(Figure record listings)

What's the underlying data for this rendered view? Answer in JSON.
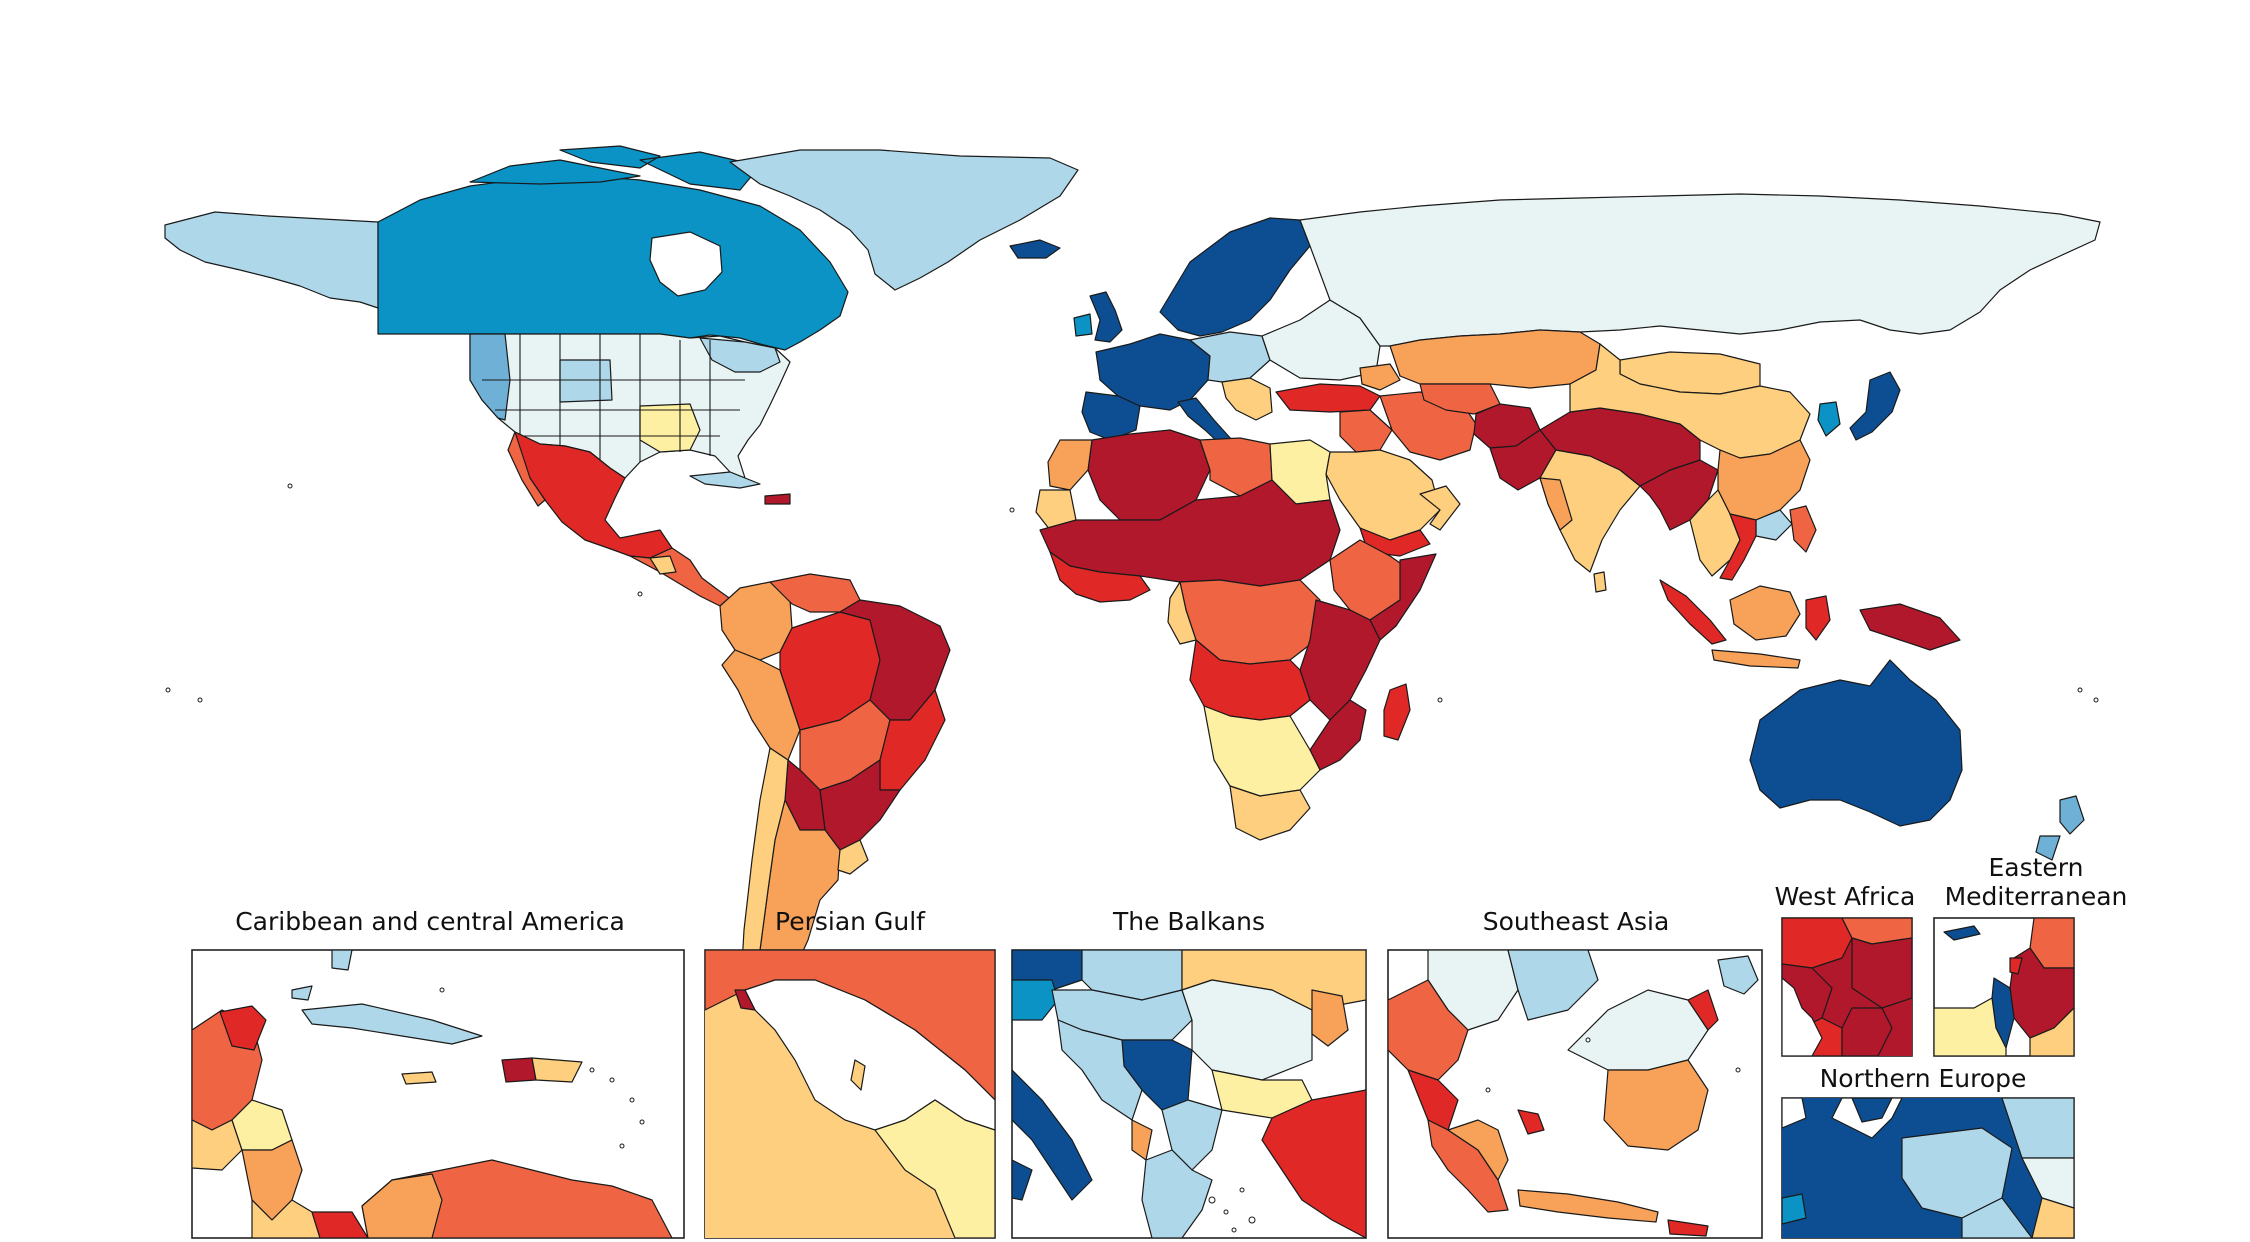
{
  "colors": {
    "dark_red": "#b2182b",
    "red": "#e02927",
    "orange_red": "#ef6543",
    "orange": "#f8a158",
    "light_orange": "#fdcf7f",
    "yellow": "#fef0a2",
    "pale": "#e8f4f3",
    "light_blue": "#aed8ea",
    "mid_blue": "#6fb1d6",
    "blue": "#0a93c4",
    "dark_blue": "#0d4e92",
    "water": "#ffffff",
    "border": "#1a1a1a"
  },
  "insets": [
    {
      "id": "caribbean",
      "title": "Caribbean and central America"
    },
    {
      "id": "persian-gulf",
      "title": "Persian Gulf"
    },
    {
      "id": "balkans",
      "title": "The Balkans"
    },
    {
      "id": "southeast-asia",
      "title": "Southeast Asia"
    },
    {
      "id": "west-africa",
      "title": "West Africa"
    },
    {
      "id": "eastern-med",
      "title_line1": "Eastern",
      "title_line2": "Mediterranean"
    },
    {
      "id": "northern-europe",
      "title": "Northern Europe"
    }
  ]
}
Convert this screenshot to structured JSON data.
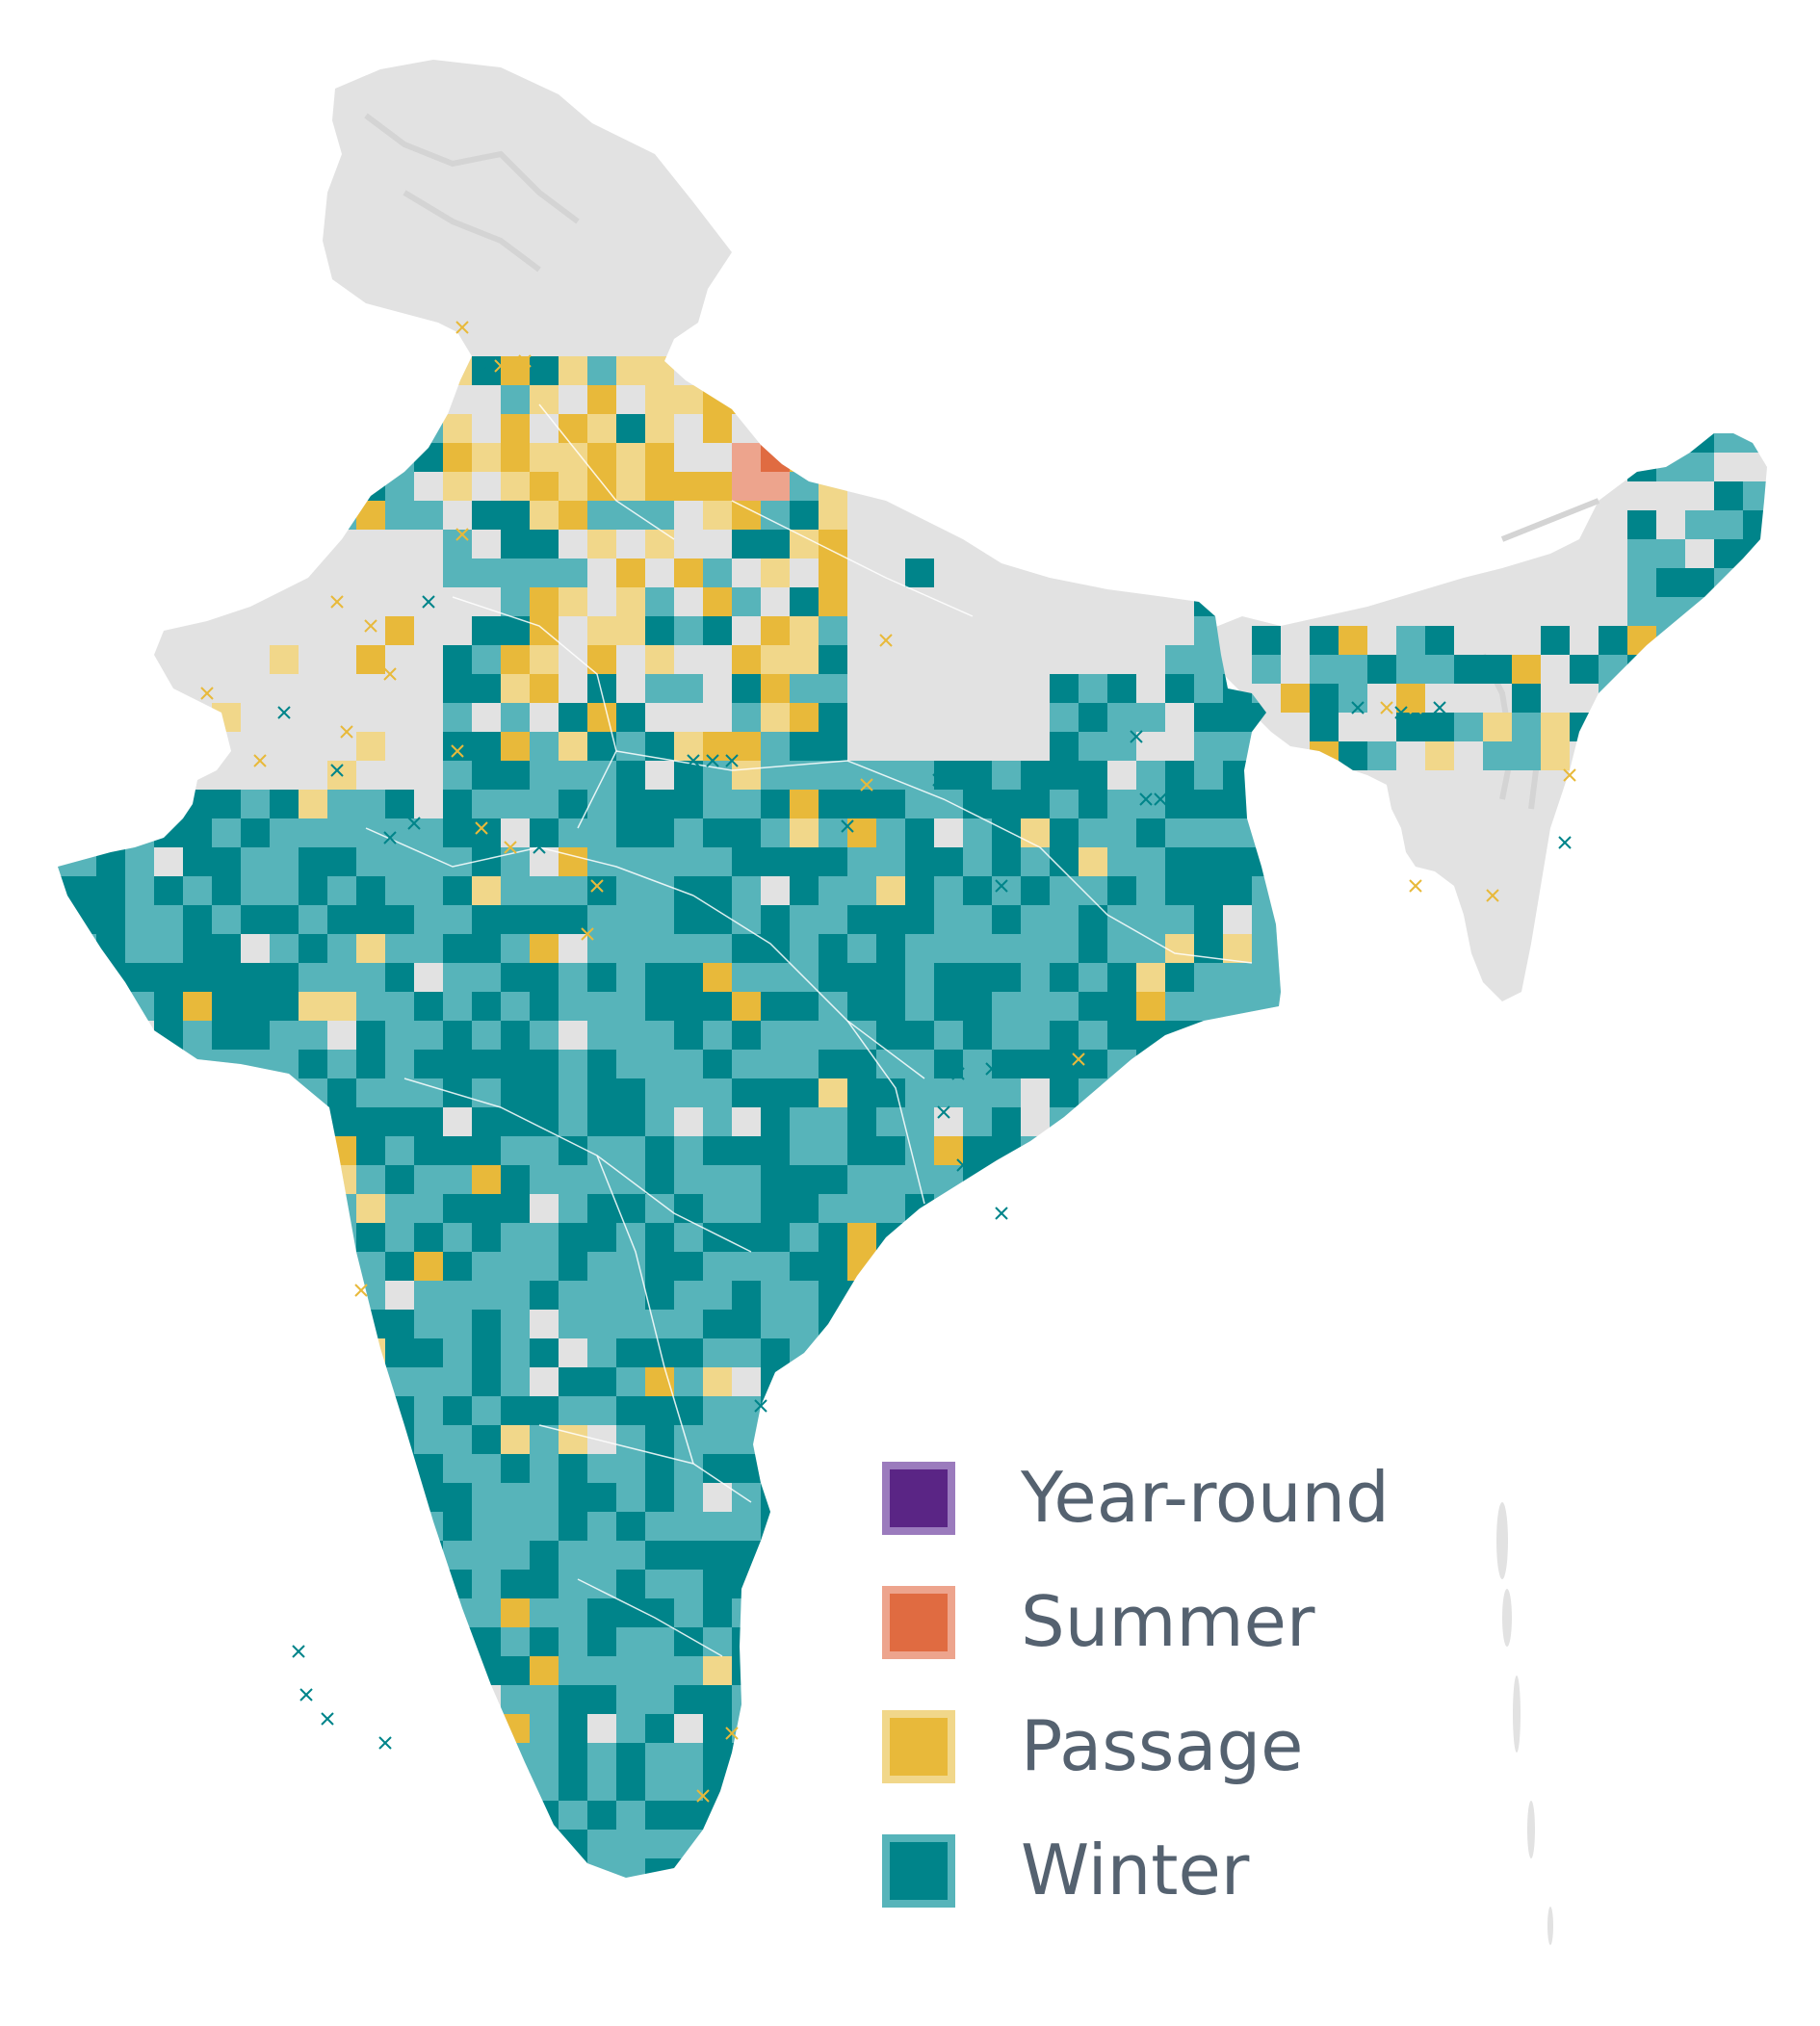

§ WHAT THE EXERCISE ASKS:
Pick out the lines above that hold the string "this" and show them.

§ TASK SOLUTION:
What's the underlying data for this rendered view? Answer in JSON.
Convert this screenshot to structured JSON data.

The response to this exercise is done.